Reproduce the full listing that appears beneath this instruction exactly.

═══ DATA SUPPLIED ═══

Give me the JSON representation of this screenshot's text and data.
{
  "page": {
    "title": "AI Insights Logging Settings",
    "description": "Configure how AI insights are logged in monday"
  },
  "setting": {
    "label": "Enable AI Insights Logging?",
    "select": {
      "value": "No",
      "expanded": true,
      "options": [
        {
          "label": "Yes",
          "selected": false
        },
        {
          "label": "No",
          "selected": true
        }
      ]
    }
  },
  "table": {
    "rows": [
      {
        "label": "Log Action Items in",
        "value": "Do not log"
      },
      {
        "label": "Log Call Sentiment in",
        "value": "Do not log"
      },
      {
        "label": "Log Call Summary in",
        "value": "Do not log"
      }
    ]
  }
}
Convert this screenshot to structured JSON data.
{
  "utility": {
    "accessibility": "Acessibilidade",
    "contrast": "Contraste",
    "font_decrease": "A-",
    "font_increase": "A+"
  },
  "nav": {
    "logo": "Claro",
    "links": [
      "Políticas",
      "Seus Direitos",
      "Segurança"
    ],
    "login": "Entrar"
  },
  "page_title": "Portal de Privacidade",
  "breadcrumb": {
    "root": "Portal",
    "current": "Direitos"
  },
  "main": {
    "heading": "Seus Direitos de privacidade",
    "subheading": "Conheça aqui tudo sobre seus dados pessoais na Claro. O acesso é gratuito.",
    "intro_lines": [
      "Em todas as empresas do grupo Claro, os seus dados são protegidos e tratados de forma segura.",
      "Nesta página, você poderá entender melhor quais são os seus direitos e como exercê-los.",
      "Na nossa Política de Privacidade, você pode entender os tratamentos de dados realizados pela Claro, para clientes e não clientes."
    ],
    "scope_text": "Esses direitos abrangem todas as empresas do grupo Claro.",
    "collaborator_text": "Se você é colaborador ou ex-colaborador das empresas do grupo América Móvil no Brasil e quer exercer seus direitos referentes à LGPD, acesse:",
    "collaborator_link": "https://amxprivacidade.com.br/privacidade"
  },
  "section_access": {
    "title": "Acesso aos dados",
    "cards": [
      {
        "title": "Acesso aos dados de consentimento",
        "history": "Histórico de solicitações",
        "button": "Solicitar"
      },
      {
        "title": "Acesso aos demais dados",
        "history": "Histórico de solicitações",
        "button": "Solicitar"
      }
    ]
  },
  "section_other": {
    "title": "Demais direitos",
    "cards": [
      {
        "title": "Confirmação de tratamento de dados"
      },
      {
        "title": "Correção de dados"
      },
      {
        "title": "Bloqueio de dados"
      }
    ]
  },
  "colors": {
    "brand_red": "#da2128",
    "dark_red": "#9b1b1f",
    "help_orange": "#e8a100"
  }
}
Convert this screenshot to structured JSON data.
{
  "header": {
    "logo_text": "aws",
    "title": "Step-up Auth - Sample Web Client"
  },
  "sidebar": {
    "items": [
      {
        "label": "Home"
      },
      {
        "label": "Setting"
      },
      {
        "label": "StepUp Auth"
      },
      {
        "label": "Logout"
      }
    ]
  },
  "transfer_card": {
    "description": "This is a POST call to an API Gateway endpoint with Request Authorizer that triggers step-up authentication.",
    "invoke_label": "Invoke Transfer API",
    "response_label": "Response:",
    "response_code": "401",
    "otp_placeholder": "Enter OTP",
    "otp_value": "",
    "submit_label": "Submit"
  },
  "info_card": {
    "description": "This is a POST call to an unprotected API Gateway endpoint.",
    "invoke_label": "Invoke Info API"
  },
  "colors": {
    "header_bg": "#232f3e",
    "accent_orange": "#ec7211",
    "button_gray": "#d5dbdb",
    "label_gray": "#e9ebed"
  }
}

═══

• _RESULT_
Give me the JSON representation of this screenshot's text and data.
{
  "page": {
    "title": "AI Insights Logging Settings",
    "description": "Configure how AI insights are logged in monday"
  },
  "setting": {
    "label": "Enable AI Insights Logging?",
    "select": {
      "value": "No",
      "expanded": true,
      "options": [
        {
          "label": "Yes",
          "selected": false
        },
        {
          "label": "No",
          "selected": true
        }
      ]
    }
  },
  "table": {
    "rows": [
      {
        "label": "Log Action Items in",
        "value": "Do not log"
      },
      {
        "label": "Log Call Sentiment in",
        "value": "Do not log"
      },
      {
        "label": "Log Call Summary in",
        "value": "Do not log"
      }
    ]
  }
}
Convert this screenshot to structured JSON data.
{
  "utility": {
    "accessibility": "Acessibilidade",
    "contrast": "Contraste",
    "font_decrease": "A-",
    "font_increase": "A+"
  },
  "nav": {
    "logo": "Claro",
    "links": [
      "Políticas",
      "Seus Direitos",
      "Segurança"
    ],
    "login": "Entrar"
  },
  "page_title": "Portal de Privacidade",
  "breadcrumb": {
    "root": "Portal",
    "current": "Direitos"
  },
  "main": {
    "heading": "Seus Direitos de privacidade",
    "subheading": "Conheça aqui tudo sobre seus dados pessoais na Claro. O acesso é gratuito.",
    "intro_lines": [
      "Em todas as empresas do grupo Claro, os seus dados são protegidos e tratados de forma segura.",
      "Nesta página, você poderá entender melhor quais são os seus direitos e como exercê-los.",
      "Na nossa Política de Privacidade, você pode entender os tratamentos de dados realizados pela Claro, para clientes e não clientes."
    ],
    "scope_text": "Esses direitos abrangem todas as empresas do grupo Claro.",
    "collaborator_text": "Se você é colaborador ou ex-colaborador das empresas do grupo América Móvil no Brasil e quer exercer seus direitos referentes à LGPD, acesse:",
    "collaborator_link": "https://amxprivacidade.com.br/privacidade"
  },
  "section_access": {
    "title": "Acesso aos dados",
    "cards": [
      {
        "title": "Acesso aos dados de consentimento",
        "history": "Histórico de solicitações",
        "button": "Solicitar"
      },
      {
        "title": "Acesso aos demais dados",
        "history": "Histórico de solicitações",
        "button": "Solicitar"
      }
    ]
  },
  "section_other": {
    "title": "Demais direitos",
    "cards": [
      {
        "title": "Confirmação de tratamento de dados"
      },
      {
        "title": "Correção de dados"
      },
      {
        "title": "Bloqueio de dados"
      }
    ]
  },
  "colors": {
    "brand_red": "#da2128",
    "dark_red": "#9b1b1f",
    "help_orange": "#e8a100"
  }
}
Convert this screenshot to structured JSON data.
{
  "header": {
    "logo_text": "aws",
    "title": "Step-up Auth - Sample Web Client"
  },
  "sidebar": {
    "items": [
      {
        "label": "Home"
      },
      {
        "label": "Setting"
      },
      {
        "label": "StepUp Auth"
      },
      {
        "label": "Logout"
      }
    ]
  },
  "transfer_card": {
    "description": "This is a POST call to an API Gateway endpoint with Request Authorizer that triggers step-up authentication.",
    "invoke_label": "Invoke Transfer API",
    "response_label": "Response:",
    "response_code": "401",
    "otp_placeholder": "Enter OTP",
    "otp_value": "",
    "submit_label": "Submit"
  },
  "info_card": {
    "description": "This is a POST call to an unprotected API Gateway endpoint.",
    "invoke_label": "Invoke Info API"
  },
  "colors": {
    "header_bg": "#232f3e",
    "accent_orange": "#ec7211",
    "button_gray": "#d5dbdb",
    "label_gray": "#e9ebed"
  }
}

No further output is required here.